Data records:
════════
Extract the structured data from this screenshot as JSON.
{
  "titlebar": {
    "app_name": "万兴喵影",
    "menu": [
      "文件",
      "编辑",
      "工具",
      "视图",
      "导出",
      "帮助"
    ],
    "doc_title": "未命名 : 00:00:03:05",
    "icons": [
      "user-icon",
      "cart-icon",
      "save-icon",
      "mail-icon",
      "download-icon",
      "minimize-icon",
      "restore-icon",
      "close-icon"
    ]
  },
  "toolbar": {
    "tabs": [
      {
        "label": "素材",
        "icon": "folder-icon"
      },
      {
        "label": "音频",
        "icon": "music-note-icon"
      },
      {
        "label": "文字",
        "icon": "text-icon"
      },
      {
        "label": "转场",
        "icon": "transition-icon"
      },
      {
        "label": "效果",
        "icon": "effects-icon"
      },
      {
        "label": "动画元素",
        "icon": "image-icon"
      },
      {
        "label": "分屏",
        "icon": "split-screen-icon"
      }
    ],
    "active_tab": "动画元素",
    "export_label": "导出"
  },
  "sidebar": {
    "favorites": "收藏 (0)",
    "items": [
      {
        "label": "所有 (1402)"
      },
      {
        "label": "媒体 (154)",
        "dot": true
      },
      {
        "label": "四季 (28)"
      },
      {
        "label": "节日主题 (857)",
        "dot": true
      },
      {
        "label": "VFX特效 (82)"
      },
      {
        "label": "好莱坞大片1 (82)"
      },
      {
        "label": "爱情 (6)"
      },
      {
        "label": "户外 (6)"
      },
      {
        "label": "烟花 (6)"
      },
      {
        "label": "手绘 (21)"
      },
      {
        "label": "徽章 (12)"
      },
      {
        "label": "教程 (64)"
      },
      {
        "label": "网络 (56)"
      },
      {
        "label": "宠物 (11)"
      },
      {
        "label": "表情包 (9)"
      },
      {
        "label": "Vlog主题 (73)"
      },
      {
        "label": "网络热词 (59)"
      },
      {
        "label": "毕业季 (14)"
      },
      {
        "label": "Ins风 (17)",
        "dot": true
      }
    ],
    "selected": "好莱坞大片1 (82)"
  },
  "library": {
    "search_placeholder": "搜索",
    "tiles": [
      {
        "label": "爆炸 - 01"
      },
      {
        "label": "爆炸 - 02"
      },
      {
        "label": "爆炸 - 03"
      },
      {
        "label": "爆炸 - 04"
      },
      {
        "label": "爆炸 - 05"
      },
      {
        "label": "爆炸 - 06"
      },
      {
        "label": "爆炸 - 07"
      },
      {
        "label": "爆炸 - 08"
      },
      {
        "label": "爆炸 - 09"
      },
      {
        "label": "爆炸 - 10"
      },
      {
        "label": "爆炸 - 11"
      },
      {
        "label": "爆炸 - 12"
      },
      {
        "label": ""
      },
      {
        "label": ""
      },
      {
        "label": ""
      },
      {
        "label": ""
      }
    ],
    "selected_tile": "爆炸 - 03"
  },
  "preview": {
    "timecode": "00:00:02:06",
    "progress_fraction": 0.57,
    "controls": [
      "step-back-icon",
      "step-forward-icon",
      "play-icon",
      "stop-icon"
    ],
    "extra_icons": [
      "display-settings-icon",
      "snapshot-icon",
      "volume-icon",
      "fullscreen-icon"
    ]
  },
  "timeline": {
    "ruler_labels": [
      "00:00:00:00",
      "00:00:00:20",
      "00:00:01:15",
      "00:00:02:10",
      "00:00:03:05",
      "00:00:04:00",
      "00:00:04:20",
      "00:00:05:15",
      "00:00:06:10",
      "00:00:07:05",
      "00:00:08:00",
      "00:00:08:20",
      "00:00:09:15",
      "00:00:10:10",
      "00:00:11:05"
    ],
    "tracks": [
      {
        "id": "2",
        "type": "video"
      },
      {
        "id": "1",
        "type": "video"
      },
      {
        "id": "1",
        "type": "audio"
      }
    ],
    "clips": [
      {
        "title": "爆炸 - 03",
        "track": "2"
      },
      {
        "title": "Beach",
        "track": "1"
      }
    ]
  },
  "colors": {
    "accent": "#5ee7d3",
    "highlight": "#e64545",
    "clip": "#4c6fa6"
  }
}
════════
▶ _Exercise_: Copy the material above, line for line.

▶ _Solution to this exercise_:
Extract the structured data from this screenshot as JSON.
{
  "titlebar": {
    "app_name": "万兴喵影",
    "menu": [
      "文件",
      "编辑",
      "工具",
      "视图",
      "导出",
      "帮助"
    ],
    "doc_title": "未命名 : 00:00:03:05",
    "icons": [
      "user-icon",
      "cart-icon",
      "save-icon",
      "mail-icon",
      "download-icon",
      "minimize-icon",
      "restore-icon",
      "close-icon"
    ]
  },
  "toolbar": {
    "tabs": [
      {
        "label": "素材",
        "icon": "folder-icon"
      },
      {
        "label": "音频",
        "icon": "music-note-icon"
      },
      {
        "label": "文字",
        "icon": "text-icon"
      },
      {
        "label": "转场",
        "icon": "transition-icon"
      },
      {
        "label": "效果",
        "icon": "effects-icon"
      },
      {
        "label": "动画元素",
        "icon": "image-icon"
      },
      {
        "label": "分屏",
        "icon": "split-screen-icon"
      }
    ],
    "active_tab": "动画元素",
    "export_label": "导出"
  },
  "sidebar": {
    "favorites": "收藏 (0)",
    "items": [
      {
        "label": "所有 (1402)"
      },
      {
        "label": "媒体 (154)",
        "dot": true
      },
      {
        "label": "四季 (28)"
      },
      {
        "label": "节日主题 (857)",
        "dot": true
      },
      {
        "label": "VFX特效 (82)"
      },
      {
        "label": "好莱坞大片1 (82)"
      },
      {
        "label": "爱情 (6)"
      },
      {
        "label": "户外 (6)"
      },
      {
        "label": "烟花 (6)"
      },
      {
        "label": "手绘 (21)"
      },
      {
        "label": "徽章 (12)"
      },
      {
        "label": "教程 (64)"
      },
      {
        "label": "网络 (56)"
      },
      {
        "label": "宠物 (11)"
      },
      {
        "label": "表情包 (9)"
      },
      {
        "label": "Vlog主题 (73)"
      },
      {
        "label": "网络热词 (59)"
      },
      {
        "label": "毕业季 (14)"
      },
      {
        "label": "Ins风 (17)",
        "dot": true
      }
    ],
    "selected": "好莱坞大片1 (82)"
  },
  "library": {
    "search_placeholder": "搜索",
    "tiles": [
      {
        "label": "爆炸 - 01"
      },
      {
        "label": "爆炸 - 02"
      },
      {
        "label": "爆炸 - 03"
      },
      {
        "label": "爆炸 - 04"
      },
      {
        "label": "爆炸 - 05"
      },
      {
        "label": "爆炸 - 06"
      },
      {
        "label": "爆炸 - 07"
      },
      {
        "label": "爆炸 - 08"
      },
      {
        "label": "爆炸 - 09"
      },
      {
        "label": "爆炸 - 10"
      },
      {
        "label": "爆炸 - 11"
      },
      {
        "label": "爆炸 - 12"
      },
      {
        "label": ""
      },
      {
        "label": ""
      },
      {
        "label": ""
      },
      {
        "label": ""
      }
    ],
    "selected_tile": "爆炸 - 03"
  },
  "preview": {
    "timecode": "00:00:02:06",
    "progress_fraction": 0.57,
    "controls": [
      "step-back-icon",
      "step-forward-icon",
      "play-icon",
      "stop-icon"
    ],
    "extra_icons": [
      "display-settings-icon",
      "snapshot-icon",
      "volume-icon",
      "fullscreen-icon"
    ]
  },
  "timeline": {
    "ruler_labels": [
      "00:00:00:00",
      "00:00:00:20",
      "00:00:01:15",
      "00:00:02:10",
      "00:00:03:05",
      "00:00:04:00",
      "00:00:04:20",
      "00:00:05:15",
      "00:00:06:10",
      "00:00:07:05",
      "00:00:08:00",
      "00:00:08:20",
      "00:00:09:15",
      "00:00:10:10",
      "00:00:11:05"
    ],
    "tracks": [
      {
        "id": "2",
        "type": "video"
      },
      {
        "id": "1",
        "type": "video"
      },
      {
        "id": "1",
        "type": "audio"
      }
    ],
    "clips": [
      {
        "title": "爆炸 - 03",
        "track": "2"
      },
      {
        "title": "Beach",
        "track": "1"
      }
    ]
  },
  "colors": {
    "accent": "#5ee7d3",
    "highlight": "#e64545",
    "clip": "#4c6fa6"
  }
}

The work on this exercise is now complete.